Исходный текст
+-------+

В «Российской газете» от 30 августа нынешнего года опубликован законопроект «Об основах охраны здоровья граждан в Российской Федерации».
В статье 47 законопроекта есть предписание, которого не было в прежнем законе. Оно ограничивает возраст детей, родители которых имеют свободное право находиться с ними в больнице:
Одному из родителей (иному законному представителю) или иному члену семьи предоставляется право совместного нахождения с ребенком в возрасте до трех лет включительно в медицинской организации при оказании ему медицинской помощи в стационарных условиях на протяжении всего периода лечения, а с ребенком старше трех лет - при наличии медицинских показаний.
Мне было два года, когда мы переехали в маленький городок в начале уральского предгорья. Там, в резко континентальном климате, я сразу схватила воспаление лёгких, и меня положили в городскую больницу.
Город был совсем чужой, и врачи все незнакомые, и нравы казённо-советские – суровые бюрократические нравы. Словом, мне было два года, и врачи заявили, что меня следует положить в больницу одну, без мамы – и меня положили одну.
Я пролежала там месяц, а когда вернулась из больницы домой, то не разговаривала, словно разучилась. Правда, потом начала. И даже почти всё забыла. И потом – часто болеющий ребёнок – едва не каждый год возвращалась в эту клятую пульмонологию. Когда мне было четыре года, большие двенадцатилетние девицы учили меня умывать лицо обязательно с мылом, время от времени назидательно заворачивая кран, чтобы я, намыленная, поторапливалась. Ещё они рассказывали кошмарные истории про паутинку, висевшую над моей кроватью – будто бы ночью по ней спускается паук и прыгает, понятно же, на меня (оттуда пошла детская привычка спать, укрывшись с головой одеялом).

+-------+

Задачи для решения
1. Перепечатайте из текста о больнице отрывок, который начинается словами «Город был совсем» и заканчивается словами «меня положили одну.».
2. Ответьте на вопросы по тексту о больнице:
(a) В какой газете и какого числа опубликован законопроект?
(b) До какого возраста ребёнка законопроект даёт право находиться с ним в больнице весь период лечения без медицинских показаний?
(c) Сколько времени автор пролежал в больнице в два года?
3. Продолжите текст о больнице с того места, где он заканчивается.
Данные — отдельный материал, с текстом о больнице они не связаны.

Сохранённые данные
+-------+

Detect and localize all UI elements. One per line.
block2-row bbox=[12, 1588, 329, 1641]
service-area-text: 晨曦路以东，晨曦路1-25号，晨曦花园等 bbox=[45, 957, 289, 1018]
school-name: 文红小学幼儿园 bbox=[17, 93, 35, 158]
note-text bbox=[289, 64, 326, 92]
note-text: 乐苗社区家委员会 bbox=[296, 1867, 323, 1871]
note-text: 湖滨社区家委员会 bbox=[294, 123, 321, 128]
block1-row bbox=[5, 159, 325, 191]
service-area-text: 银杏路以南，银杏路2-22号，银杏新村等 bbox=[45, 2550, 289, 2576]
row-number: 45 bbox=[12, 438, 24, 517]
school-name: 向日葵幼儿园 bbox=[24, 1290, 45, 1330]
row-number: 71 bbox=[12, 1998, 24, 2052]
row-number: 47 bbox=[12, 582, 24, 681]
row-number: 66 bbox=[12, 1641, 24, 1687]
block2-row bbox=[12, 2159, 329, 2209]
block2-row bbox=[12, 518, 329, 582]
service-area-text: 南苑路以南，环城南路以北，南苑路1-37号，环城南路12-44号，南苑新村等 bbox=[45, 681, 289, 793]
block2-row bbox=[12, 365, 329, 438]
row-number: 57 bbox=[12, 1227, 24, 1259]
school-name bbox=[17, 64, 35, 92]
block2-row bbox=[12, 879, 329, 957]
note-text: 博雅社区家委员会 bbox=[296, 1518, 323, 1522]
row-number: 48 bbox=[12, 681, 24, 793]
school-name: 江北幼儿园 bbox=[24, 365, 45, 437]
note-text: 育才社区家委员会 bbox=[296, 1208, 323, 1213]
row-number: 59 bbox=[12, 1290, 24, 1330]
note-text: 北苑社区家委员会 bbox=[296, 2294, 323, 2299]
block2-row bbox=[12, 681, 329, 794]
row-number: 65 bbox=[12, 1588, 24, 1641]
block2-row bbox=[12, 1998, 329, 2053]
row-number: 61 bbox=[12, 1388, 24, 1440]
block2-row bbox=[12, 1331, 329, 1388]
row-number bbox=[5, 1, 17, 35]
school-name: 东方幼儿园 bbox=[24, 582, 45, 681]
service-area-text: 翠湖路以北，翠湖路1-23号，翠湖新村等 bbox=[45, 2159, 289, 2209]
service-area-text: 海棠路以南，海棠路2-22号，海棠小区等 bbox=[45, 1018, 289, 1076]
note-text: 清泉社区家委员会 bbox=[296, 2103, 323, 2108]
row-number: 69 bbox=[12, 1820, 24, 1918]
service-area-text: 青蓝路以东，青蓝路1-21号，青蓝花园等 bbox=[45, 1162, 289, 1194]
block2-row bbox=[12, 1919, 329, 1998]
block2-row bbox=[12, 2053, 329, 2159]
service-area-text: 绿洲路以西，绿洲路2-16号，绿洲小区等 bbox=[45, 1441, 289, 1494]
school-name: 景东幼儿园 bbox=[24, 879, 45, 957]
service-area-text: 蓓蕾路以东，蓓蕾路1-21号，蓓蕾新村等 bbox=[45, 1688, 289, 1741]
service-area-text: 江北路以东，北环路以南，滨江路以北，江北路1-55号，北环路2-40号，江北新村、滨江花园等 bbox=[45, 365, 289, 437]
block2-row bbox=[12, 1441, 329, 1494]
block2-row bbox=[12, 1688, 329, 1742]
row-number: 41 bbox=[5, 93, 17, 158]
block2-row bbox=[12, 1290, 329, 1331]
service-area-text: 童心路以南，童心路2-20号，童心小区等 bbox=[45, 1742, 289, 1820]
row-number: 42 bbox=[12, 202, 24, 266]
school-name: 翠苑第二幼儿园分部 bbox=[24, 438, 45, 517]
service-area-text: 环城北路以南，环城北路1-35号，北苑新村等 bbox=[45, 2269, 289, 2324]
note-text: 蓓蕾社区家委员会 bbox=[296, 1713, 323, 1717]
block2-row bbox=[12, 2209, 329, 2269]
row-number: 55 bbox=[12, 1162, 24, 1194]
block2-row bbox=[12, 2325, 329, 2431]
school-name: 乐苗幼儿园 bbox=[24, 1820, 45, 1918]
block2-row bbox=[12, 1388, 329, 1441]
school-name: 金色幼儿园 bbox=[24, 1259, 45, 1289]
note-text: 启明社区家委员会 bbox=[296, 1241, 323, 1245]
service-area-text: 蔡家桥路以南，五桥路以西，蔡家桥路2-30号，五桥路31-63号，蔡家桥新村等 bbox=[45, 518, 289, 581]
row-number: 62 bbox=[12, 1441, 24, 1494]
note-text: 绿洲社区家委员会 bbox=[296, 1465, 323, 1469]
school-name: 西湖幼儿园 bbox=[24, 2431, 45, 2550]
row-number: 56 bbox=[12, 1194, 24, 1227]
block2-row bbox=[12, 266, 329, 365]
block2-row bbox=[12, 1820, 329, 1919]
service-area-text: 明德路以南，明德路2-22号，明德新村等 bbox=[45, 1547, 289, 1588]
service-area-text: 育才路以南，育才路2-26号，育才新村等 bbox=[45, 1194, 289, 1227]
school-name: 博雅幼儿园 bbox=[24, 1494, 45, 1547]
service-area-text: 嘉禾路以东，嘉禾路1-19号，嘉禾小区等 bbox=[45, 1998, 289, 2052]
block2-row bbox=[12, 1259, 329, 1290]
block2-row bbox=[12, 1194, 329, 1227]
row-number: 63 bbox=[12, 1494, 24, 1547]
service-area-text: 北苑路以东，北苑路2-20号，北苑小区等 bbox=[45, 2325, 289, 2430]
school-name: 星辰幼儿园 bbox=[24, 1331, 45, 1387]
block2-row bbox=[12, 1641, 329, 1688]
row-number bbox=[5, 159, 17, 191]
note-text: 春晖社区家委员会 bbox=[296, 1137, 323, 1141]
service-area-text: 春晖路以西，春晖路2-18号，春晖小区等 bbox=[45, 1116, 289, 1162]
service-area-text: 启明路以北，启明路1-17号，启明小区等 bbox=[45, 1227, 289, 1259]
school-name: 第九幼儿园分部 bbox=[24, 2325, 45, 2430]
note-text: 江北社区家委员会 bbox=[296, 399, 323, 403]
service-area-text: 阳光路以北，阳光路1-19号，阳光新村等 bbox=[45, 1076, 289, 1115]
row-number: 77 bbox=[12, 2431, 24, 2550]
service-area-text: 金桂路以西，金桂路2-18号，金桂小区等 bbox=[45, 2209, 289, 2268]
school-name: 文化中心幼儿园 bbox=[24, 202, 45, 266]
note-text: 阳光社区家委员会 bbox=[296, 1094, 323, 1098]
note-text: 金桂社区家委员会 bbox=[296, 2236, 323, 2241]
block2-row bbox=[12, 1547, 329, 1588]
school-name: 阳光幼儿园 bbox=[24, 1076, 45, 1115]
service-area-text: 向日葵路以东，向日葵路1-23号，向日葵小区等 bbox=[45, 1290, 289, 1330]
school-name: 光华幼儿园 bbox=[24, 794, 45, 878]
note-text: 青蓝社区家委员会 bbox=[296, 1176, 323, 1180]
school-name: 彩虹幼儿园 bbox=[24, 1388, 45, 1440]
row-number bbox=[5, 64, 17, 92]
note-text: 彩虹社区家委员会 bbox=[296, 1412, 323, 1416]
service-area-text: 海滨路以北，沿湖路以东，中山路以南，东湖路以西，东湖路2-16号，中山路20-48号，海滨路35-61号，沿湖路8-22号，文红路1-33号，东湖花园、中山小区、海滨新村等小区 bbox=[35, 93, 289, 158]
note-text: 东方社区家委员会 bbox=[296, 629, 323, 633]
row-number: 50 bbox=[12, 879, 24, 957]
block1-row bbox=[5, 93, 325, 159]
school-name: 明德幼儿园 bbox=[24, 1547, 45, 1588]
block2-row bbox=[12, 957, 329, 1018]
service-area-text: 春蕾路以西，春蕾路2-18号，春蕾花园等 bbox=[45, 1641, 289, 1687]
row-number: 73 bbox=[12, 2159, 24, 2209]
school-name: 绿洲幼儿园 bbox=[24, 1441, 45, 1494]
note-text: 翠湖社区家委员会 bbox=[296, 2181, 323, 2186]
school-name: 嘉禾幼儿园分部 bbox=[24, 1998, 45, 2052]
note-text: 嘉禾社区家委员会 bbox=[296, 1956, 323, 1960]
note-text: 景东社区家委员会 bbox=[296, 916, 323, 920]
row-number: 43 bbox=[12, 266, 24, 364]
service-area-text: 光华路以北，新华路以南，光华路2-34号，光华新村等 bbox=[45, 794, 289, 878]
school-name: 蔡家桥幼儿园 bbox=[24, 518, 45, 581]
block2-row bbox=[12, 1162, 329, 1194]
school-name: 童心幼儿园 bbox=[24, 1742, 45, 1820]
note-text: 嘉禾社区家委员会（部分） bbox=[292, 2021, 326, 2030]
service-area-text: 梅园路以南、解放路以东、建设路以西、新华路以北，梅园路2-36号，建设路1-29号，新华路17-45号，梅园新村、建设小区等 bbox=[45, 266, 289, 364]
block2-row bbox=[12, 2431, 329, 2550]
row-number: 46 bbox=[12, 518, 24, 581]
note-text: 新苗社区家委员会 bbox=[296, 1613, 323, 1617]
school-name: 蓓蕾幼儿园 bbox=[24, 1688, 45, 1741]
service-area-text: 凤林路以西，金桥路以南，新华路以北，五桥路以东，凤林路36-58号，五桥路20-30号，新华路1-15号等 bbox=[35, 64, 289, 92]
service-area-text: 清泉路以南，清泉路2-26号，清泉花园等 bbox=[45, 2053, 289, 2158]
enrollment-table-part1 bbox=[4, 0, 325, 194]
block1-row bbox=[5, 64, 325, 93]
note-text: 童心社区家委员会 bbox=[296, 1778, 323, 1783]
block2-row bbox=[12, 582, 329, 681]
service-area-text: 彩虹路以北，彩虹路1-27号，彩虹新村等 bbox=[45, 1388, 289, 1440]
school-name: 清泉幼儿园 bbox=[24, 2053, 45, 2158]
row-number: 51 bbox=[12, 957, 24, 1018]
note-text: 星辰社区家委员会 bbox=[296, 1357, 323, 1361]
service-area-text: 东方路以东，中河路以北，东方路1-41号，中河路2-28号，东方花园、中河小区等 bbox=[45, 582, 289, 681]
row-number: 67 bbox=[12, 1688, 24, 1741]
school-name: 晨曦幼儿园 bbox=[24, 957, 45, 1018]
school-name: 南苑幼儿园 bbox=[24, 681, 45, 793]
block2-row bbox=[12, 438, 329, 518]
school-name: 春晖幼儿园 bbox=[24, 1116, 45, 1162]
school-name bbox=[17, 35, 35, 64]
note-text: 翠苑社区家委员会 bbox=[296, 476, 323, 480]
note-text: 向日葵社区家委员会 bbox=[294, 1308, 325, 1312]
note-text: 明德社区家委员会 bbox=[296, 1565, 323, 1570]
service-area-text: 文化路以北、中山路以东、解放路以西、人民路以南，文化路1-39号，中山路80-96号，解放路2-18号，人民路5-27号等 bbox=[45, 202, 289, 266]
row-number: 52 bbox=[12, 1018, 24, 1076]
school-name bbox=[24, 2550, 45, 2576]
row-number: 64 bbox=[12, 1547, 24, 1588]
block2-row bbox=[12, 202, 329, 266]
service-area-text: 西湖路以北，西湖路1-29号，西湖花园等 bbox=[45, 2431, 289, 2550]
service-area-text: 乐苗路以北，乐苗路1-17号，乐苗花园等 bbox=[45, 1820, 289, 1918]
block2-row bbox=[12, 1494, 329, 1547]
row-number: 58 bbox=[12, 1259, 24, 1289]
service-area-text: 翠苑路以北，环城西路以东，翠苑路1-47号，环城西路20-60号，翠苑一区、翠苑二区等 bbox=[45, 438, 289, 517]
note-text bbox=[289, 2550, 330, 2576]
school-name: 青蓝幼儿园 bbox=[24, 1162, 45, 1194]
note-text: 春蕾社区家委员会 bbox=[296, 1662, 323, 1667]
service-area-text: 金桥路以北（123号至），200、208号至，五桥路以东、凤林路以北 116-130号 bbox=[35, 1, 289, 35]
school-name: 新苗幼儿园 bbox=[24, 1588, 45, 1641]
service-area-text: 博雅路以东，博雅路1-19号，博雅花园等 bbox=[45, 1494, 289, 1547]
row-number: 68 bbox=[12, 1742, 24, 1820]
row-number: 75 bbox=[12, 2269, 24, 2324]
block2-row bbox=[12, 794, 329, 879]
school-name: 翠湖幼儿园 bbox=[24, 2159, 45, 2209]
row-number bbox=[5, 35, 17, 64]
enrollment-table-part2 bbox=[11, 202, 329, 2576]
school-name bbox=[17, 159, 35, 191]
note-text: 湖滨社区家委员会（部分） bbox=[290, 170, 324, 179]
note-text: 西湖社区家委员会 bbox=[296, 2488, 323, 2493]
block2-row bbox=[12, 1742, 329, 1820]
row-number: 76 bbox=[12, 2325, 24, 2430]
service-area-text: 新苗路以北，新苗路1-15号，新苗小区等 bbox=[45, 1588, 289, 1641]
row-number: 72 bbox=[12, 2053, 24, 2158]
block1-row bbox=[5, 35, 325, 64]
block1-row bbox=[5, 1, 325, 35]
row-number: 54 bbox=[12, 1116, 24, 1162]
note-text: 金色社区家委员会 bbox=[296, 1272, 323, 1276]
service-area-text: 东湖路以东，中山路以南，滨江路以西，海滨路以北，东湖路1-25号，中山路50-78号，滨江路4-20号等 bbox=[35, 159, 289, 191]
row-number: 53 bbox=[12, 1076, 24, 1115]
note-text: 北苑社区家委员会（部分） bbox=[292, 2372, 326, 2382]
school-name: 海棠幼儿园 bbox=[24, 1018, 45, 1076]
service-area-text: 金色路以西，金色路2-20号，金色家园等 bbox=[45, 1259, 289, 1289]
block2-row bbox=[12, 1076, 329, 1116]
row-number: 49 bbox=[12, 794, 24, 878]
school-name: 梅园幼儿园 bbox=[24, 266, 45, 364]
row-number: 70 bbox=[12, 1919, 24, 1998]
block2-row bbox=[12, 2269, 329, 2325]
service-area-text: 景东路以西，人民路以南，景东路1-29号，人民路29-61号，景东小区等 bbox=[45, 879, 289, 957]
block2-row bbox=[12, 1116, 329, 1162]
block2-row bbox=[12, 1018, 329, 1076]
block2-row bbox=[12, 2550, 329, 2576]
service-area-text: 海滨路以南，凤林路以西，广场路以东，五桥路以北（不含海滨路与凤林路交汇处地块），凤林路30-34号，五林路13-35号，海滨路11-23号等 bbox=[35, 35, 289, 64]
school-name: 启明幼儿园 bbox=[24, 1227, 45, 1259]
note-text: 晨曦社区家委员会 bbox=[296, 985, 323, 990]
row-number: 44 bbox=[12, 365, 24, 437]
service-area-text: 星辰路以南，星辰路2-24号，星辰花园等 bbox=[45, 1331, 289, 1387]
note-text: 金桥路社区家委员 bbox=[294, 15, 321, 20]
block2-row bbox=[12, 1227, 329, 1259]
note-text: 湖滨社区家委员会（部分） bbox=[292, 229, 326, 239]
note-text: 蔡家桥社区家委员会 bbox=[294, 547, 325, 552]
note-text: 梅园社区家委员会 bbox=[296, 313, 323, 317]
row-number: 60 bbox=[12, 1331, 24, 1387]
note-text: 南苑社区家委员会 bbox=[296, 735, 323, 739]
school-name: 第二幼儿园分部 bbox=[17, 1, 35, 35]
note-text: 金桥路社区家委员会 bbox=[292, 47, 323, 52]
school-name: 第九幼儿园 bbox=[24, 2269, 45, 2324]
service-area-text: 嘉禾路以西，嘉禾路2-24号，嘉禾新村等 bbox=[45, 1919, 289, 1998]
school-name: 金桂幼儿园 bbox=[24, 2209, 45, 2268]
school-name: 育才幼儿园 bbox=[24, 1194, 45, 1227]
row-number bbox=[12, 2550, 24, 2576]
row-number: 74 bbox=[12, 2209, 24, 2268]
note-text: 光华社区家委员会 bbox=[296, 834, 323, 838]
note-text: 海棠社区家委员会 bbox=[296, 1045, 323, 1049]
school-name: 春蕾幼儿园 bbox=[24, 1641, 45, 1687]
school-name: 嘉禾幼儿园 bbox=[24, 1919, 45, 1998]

+-------+

Список ответов
1.
Город был совсем чужой, и врачи все незнакомые, и нравы казённо-советские – суровые бюрократические нравы. Словом, мне было два года, и врачи заявили, что меня следует положить в больницу одну, без мамы – и меня положили одну.

2.
(a) В «Российской газете» от 30 августа.
(b) До трёх лет включительно.
(c) Месяц.

3.
А больше те девицы, в общем-то, ничего плохого мне не делали. Не бог весть какие муки, верно. Но когда в прошлом году я привезла ночью, в конце ноября, через всю Москву, свою пятилетнюю дочь в дежурную инфекционную больницу, и у неё диагностировали мононуклеоз – и велели мне оставить ребёнка в больнице (прямо сейчас, а вы можете пока вызвать себе такси), - я разом отмотала в памяти эти двадцать с лишним лет, и инстинктивно выпалила: «Нет, это невозможно!»
Потом я слушала, что я ненормальная, что я задерживаю врачей, что я не думаю о ребёнке, и что мне следует написать отказ. Я написала отказ, и нас выставили из приёмного покоя под ноябрьский ливень – милосердно снабдив листком с телефонным номером такси.
Мы дождались такси, и поехали домой; в машине, во втором часу ночи, дочь наконец-то заснула, а назавтра выяснилось, что у неё не мононуклеоз, а ангина.
А я и не знала, что имела тогда законное право настаивать, чтобы меня положили в больницу вместе с ребёнком. Чтобы знать, кто, как и о чём говорит с моей маленькой дочерью. Чтобы помогать, когда ей, больной и температурящей, нужна моя помощь. Чтобы не упустить момент и уточнить диагноз.
Теперь я всего этого сделать не смогу. Право родителей поддержать своего больного малыша оставлено на усмотрение (или на откуп) больницы.
Есть ли для этого аргументы? Они, бесспорно, есть, и называются – деньги. Платите за отдельную палату – и вы будете с ребёнком, купите себе право на поддержку ребёнка, купите своё спокойствие.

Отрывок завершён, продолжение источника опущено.